▶ [SUPPLIED DATA]:
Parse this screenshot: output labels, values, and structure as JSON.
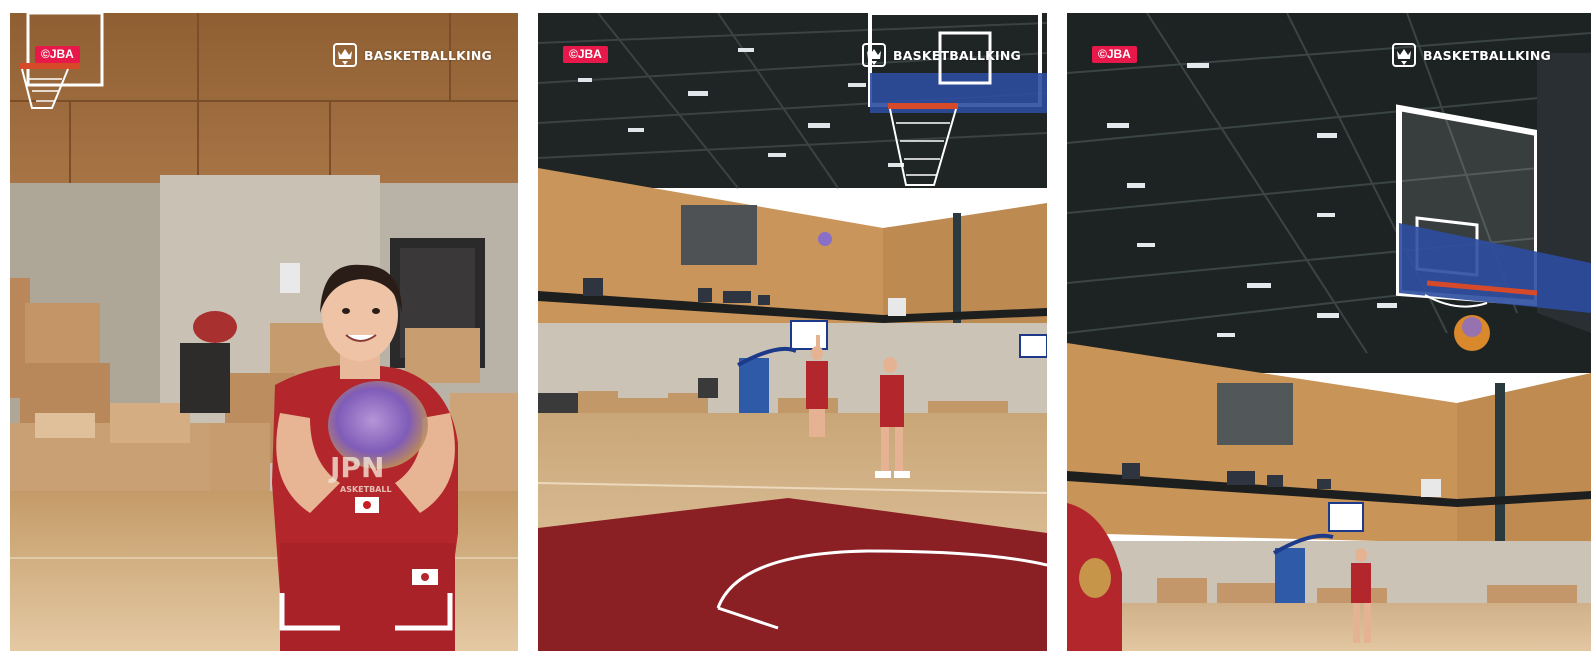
{
  "watermark": {
    "jba_label": "©JBA",
    "brand_label": "BASKETBALLKING",
    "badge_color": "#e8194a",
    "brand_icon": "crown-shield-icon"
  },
  "panels": [
    {
      "name": "player-closeup-catching-ball"
    },
    {
      "name": "gym-wide-shot-two-players"
    },
    {
      "name": "gym-wide-shot-ball-at-hoop"
    }
  ],
  "jersey": {
    "chest_text": "JPN",
    "sub_text": "ASKETBALL",
    "color": "#b3262c"
  },
  "colors": {
    "court_wood": "#d9b98d",
    "wall_panels": "#b88651",
    "ceiling": "#1f2424",
    "paint": "#8a1f24",
    "ball": "#8a6fc8"
  }
}
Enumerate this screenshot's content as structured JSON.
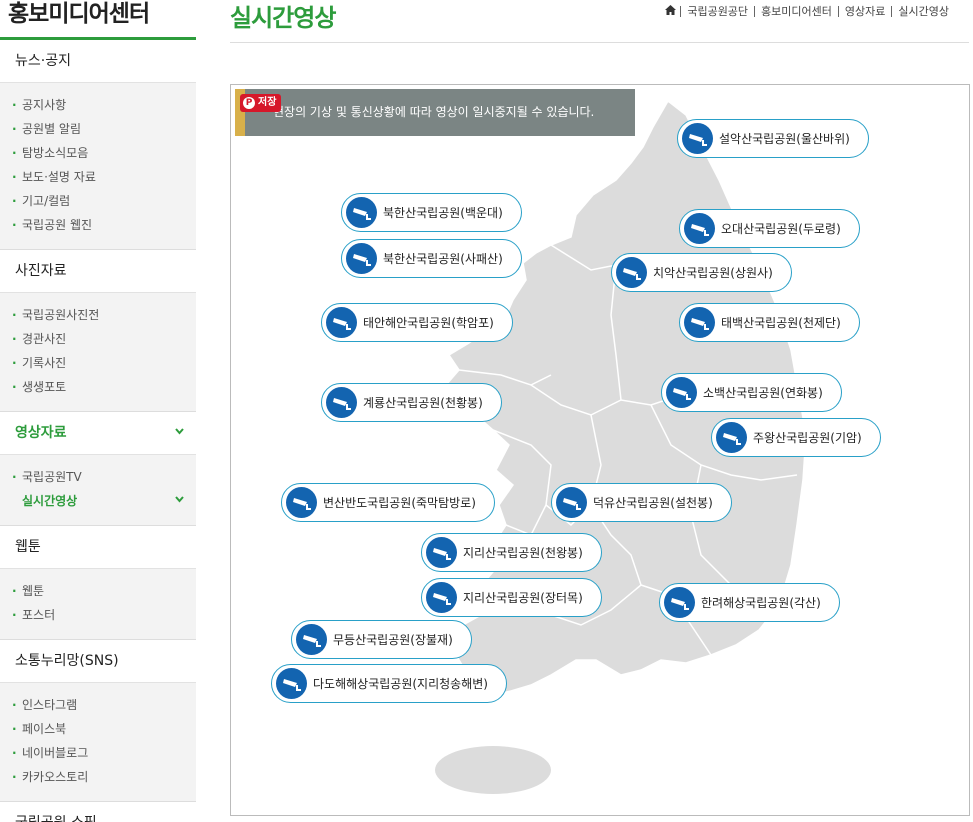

▶ [EXERCISE]: The records above must be echoed exactly, minus their pictures.

▶ [WRITTEN ANSWER]:
Parse this screenshot: output labels, values, and structure as JSON.
{
  "watermark": {
    "jba_label": "©JBA",
    "brand_label": "BASKETBALLKING",
    "badge_color": "#e8194a",
    "brand_icon": "crown-shield-icon"
  },
  "panels": [
    {
      "name": "player-closeup-catching-ball"
    },
    {
      "name": "gym-wide-shot-two-players"
    },
    {
      "name": "gym-wide-shot-ball-at-hoop"
    }
  ],
  "jersey": {
    "chest_text": "JPN",
    "sub_text": "ASKETBALL",
    "color": "#b3262c"
  },
  "colors": {
    "court_wood": "#d9b98d",
    "wall_panels": "#b88651",
    "ceiling": "#1f2424",
    "paint": "#8a1f24",
    "ball": "#8a6fc8"
  }
}
Enumerate this screenshot's content as structured JSON.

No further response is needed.